**Text section:**
Social messaging: What's the Status Quo?

It wasn't that long ago that you could share what you were doing at that exact time by messaging a few people from your mobile phone... but thanks to a few websites you can now you can do that just about anywhere and to absolutely everyone. Over the last year (or two) there has been a massive surge in what everyone likes to call "status updates" or "tweeting" if you want to limit it to a certain site. The purpose of this article is to just enlighten you with what is out there for this sole purpose of telling the world what you are doing.

1. Twitter - Well we start with what can only be described as the most powerful and popular of all. Twitter was started in 2006 by Jack Dorsey, Evan Williams and Biz Stone, the site was mainly a research project that was heavily involved within the Odeo Podcasting Network. Since its arrival in 2006 Twitter has gone from strength to strength winning major Web 2.0 award and Internet awards in general.

So what makes Twitter really good? Well you could start off with the usability you can't really not use an easier site to update your status. With the words "What are you doing?" above a text box its pretty obvious what you put in there but what makes this site really good is the amount of third party applications there are out there ranging from Twinkle to Tweetie to Twitterific for the iPhone and also not forgetting the Desktop and Mac applications like Twhirl and Tweetdeck. Another useful thing about twitter would be the ability to update via SMS if there's something I find useful when I can't get a good 3G signal its the ability to update via that, but quite recently Twitter has shot themselves in the foot there but removing the ability to reply to tweets via text in certain countries with UK being one of them.

Another thing Twitter has going for it, is that celebrities and political figures use Twitter, for example during the 2008 election Barack Obama joined so he could get involved in the tech side of the elections and even to this day he has over 90 thousand followers waiting to check his every move.

Recently there has been the chat about takeovers and buy outs for Twitter but as of writing this article they are standing firm with their quarterly funding and will continue to operate as a sole corporation.

**Problem A:** In the rows below, write out everything from the line with "enumerate 12 of" down to the line with "data-label: 3,0 % (142, 17, 168, 28)" as a numbered list, both lines included and blank lines skipped. Leave the pictures out.

**Provided entries:**
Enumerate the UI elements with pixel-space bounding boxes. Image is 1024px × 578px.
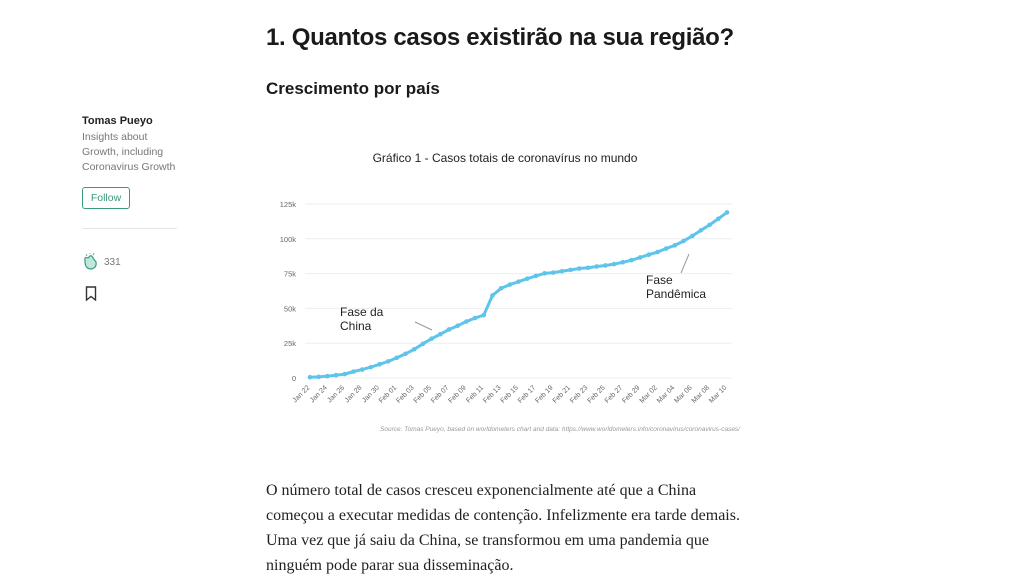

...

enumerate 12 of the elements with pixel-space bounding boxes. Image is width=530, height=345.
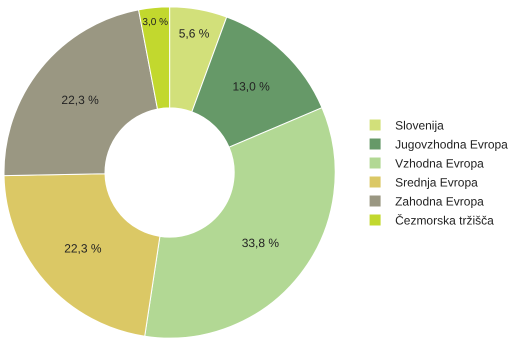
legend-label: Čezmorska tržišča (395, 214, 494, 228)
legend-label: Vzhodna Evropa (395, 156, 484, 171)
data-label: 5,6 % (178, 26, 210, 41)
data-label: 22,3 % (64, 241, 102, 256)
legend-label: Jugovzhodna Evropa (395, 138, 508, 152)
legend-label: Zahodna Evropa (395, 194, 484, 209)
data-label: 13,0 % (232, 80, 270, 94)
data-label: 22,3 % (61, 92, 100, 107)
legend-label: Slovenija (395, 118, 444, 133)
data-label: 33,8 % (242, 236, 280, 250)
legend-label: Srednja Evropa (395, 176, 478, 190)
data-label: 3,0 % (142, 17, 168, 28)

**Problem B:** Copy out the whole social messaging article word for word.

**Task output A:**
1. enumerate 12 of the elements with pixel-space bounding boxes. Image is width=530, height=345.
2. legend-label: Čezmorska tržišča (395, 214, 494, 228)
3. legend-label: Vzhodna Evropa (395, 156, 484, 171)
4. data-label: 5,6 % (178, 26, 210, 41)
5. data-label: 22,3 % (64, 241, 102, 256)
6. legend-label: Jugovzhodna Evropa (395, 138, 508, 152)
7. legend-label: Zahodna Evropa (395, 194, 484, 209)
8. data-label: 13,0 % (232, 80, 270, 94)
9. data-label: 22,3 % (61, 92, 100, 107)
10. legend-label: Slovenija (395, 118, 444, 133)
11. data-label: 33,8 % (242, 236, 280, 250)
12. legend-label: Srednja Evropa (395, 176, 478, 190)
13. data-label: 3,0 % (142, 17, 168, 28)

**Task output B:**
Social messaging: What's the Status Quo?

It wasn't that long ago that you could share what you were doing at that exact time by messaging a few people from your mobile phone... but thanks to a few websites you can now you can do that just about anywhere and to absolutely everyone. Over the last year (or two) there has been a massive surge in what everyone likes to call "status updates" or "tweeting" if you want to limit it to a certain site. The purpose of this article is to just enlighten you with what is out there for this sole purpose of telling the world what you are doing.

1. Twitter - Well we start with what can only be described as the most powerful and popular of all. Twitter was started in 2006 by Jack Dorsey, Evan Williams and Biz Stone, the site was mainly a research project that was heavily involved within the Odeo Podcasting Network. Since its arrival in 2006 Twitter has gone from strength to strength winning major Web 2.0 award and Internet awards in general.

So what makes Twitter really good? Well you could start off with the usability you can't really not use an easier site to update your status. With the words "What are you doing?" above a text box its pretty obvious what you put in there but what makes this site really good is the amount of third party applications there are out there ranging from Twinkle to Tweetie to Twitterific for the iPhone and also not forgetting the Desktop and Mac applications like Twhirl and Tweetdeck. Another useful thing about twitter would be the ability to update via SMS if there's something I find useful when I can't get a good 3G signal its the ability to update via that, but quite recently Twitter has shot themselves in the foot there but removing the ability to reply to tweets via text in certain countries with UK being one of them.

Another thing Twitter has going for it, is that celebrities and political figures use Twitter, for example during the 2008 election Barack Obama joined so he could get involved in the tech side of the elections and even to this day he has over 90 thousand followers waiting to check his every move.

Recently there has been the chat about takeovers and buy outs for Twitter but as of writing this article they are standing firm with their quarterly funding and will continue to operate as a sole corporation.